## RECORDS FOR THIS TASK
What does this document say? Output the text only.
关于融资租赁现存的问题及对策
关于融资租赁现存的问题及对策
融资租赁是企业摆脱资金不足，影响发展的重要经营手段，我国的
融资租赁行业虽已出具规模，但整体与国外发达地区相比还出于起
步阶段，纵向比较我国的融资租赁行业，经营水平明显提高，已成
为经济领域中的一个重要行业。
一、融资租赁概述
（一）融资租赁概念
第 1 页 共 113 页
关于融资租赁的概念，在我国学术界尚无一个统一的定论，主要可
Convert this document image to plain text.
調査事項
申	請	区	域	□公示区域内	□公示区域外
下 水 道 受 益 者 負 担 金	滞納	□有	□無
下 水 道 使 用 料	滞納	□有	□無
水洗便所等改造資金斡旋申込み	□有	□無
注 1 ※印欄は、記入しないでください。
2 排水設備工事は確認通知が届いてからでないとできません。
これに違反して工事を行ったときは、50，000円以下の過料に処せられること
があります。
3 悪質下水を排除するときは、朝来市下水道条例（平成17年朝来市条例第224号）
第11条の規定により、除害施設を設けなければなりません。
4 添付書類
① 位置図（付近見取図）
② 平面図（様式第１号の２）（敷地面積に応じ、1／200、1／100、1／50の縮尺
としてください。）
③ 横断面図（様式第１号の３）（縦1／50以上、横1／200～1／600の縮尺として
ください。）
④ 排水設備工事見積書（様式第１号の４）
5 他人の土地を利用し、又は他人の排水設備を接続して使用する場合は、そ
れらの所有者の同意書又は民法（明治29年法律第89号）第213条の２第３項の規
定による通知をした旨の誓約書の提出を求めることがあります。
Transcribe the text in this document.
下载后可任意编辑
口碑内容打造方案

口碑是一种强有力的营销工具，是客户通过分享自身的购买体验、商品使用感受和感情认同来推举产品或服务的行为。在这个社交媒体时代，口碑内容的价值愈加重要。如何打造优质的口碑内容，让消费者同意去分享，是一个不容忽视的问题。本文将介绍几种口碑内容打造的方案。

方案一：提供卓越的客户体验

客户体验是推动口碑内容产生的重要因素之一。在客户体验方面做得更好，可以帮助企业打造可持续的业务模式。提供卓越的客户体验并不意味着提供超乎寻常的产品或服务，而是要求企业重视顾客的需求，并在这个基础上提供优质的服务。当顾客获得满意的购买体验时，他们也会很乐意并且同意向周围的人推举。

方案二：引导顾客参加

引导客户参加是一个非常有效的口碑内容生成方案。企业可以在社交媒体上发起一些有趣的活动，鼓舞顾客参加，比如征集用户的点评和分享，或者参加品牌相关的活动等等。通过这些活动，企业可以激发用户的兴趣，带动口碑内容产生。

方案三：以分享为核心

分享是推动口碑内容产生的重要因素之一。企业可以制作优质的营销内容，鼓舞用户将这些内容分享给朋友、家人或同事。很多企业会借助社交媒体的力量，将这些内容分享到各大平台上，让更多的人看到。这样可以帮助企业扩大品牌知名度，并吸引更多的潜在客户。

## WRITTEN REQUEST
Retype the material in full, character for character.

## ANSWER TO THIS PROBLEM
What does this document say? Output the text only.
关于融资租赁现存的问题及对策
关于融资租赁现存的问题及对策
融资租赁是企业摆脱资金不足，影响发展的重要经营手段，我国的
融资租赁行业虽已出具规模，但整体与国外发达地区相比还出于起
步阶段，纵向比较我国的融资租赁行业，经营水平明显提高，已成
为经济领域中的一个重要行业。
一、融资租赁概述
（一）融资租赁概念
第 1 页 共 113 页
关于融资租赁的概念，在我国学术界尚无一个统一的定论，主要可
Convert this document image to plain text.
調査事項
申	請	区	域	□公示区域内	□公示区域外
下 水 道 受 益 者 負 担 金	滞納	□有	□無
下 水 道 使 用 料	滞納	□有	□無
水洗便所等改造資金斡旋申込み	□有	□無
注 1 ※印欄は、記入しないでください。
2 排水設備工事は確認通知が届いてからでないとできません。
これに違反して工事を行ったときは、50，000円以下の過料に処せられること
があります。
3 悪質下水を排除するときは、朝来市下水道条例（平成17年朝来市条例第224号）
第11条の規定により、除害施設を設けなければなりません。
4 添付書類
① 位置図（付近見取図）
② 平面図（様式第１号の２）（敷地面積に応じ、1／200、1／100、1／50の縮尺
としてください。）
③ 横断面図（様式第１号の３）（縦1／50以上、横1／200～1／600の縮尺として
ください。）
④ 排水設備工事見積書（様式第１号の４）
5 他人の土地を利用し、又は他人の排水設備を接続して使用する場合は、そ
れらの所有者の同意書又は民法（明治29年法律第89号）第213条の２第３項の規
定による通知をした旨の誓約書の提出を求めることがあります。
Transcribe the text in this document.
下载后可任意编辑
口碑内容打造方案

口碑是一种强有力的营销工具，是客户通过分享自身的购买体验、商品使用感受和感情认同来推举产品或服务的行为。在这个社交媒体时代，口碑内容的价值愈加重要。如何打造优质的口碑内容，让消费者同意去分享，是一个不容忽视的问题。本文将介绍几种口碑内容打造的方案。

方案一：提供卓越的客户体验

客户体验是推动口碑内容产生的重要因素之一。在客户体验方面做得更好，可以帮助企业打造可持续的业务模式。提供卓越的客户体验并不意味着提供超乎寻常的产品或服务，而是要求企业重视顾客的需求，并在这个基础上提供优质的服务。当顾客获得满意的购买体验时，他们也会很乐意并且同意向周围的人推举。

方案二：引导顾客参加

引导客户参加是一个非常有效的口碑内容生成方案。企业可以在社交媒体上发起一些有趣的活动，鼓舞顾客参加，比如征集用户的点评和分享，或者参加品牌相关的活动等等。通过这些活动，企业可以激发用户的兴趣，带动口碑内容产生。

方案三：以分享为核心

分享是推动口碑内容产生的重要因素之一。企业可以制作优质的营销内容，鼓舞用户将这些内容分享给朋友、家人或同事。很多企业会借助社交媒体的力量，将这些内容分享到各大平台上，让更多的人看到。这样可以帮助企业扩大品牌知名度，并吸引更多的潜在客户。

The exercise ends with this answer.